Extract each line of the records below that contains the word "учреждений".

━━━ MATERIAL FOR THIS EXERCISE ━━━

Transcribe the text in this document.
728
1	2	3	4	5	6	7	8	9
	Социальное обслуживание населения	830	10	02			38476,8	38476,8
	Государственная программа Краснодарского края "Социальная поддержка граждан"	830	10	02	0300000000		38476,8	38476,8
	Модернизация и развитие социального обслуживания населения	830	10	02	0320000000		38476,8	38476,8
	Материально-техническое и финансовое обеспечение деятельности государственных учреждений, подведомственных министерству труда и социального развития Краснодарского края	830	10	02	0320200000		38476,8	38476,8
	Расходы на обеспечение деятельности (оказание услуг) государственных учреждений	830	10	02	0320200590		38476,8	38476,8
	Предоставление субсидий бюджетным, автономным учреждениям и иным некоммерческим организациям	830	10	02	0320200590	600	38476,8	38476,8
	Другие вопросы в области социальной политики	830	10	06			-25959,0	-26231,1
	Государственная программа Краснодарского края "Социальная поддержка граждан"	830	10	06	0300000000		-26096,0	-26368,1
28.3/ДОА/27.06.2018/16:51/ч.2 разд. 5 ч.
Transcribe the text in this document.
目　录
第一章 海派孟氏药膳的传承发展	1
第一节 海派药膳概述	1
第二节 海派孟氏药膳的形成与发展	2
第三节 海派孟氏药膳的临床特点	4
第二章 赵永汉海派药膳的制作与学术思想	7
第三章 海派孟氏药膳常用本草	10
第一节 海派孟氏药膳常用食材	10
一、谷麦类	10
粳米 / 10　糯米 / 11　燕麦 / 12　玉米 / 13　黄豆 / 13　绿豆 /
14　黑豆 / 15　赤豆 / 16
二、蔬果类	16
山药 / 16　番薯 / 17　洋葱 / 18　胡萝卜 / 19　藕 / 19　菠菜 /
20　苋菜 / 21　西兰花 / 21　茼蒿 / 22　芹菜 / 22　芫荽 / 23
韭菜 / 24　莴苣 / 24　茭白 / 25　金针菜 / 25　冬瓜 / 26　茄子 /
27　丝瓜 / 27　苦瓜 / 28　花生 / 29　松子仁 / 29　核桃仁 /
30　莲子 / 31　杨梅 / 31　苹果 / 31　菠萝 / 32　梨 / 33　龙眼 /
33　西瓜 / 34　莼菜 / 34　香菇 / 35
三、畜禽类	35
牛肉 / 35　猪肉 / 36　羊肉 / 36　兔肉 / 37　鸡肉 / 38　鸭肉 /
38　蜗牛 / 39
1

━━━

> **THE SOLUTION**
	Материально-техническое и финансовое обеспечение деятельности государственных учреждений, подведомственных министерству труда и социального развития Краснодарского края	830	10	02	0320200000		38476,8	38476,8
	Расходы на обеспечение деятельности (оказание услуг) государственных учреждений	830	10	02	0320200590		38476,8	38476,8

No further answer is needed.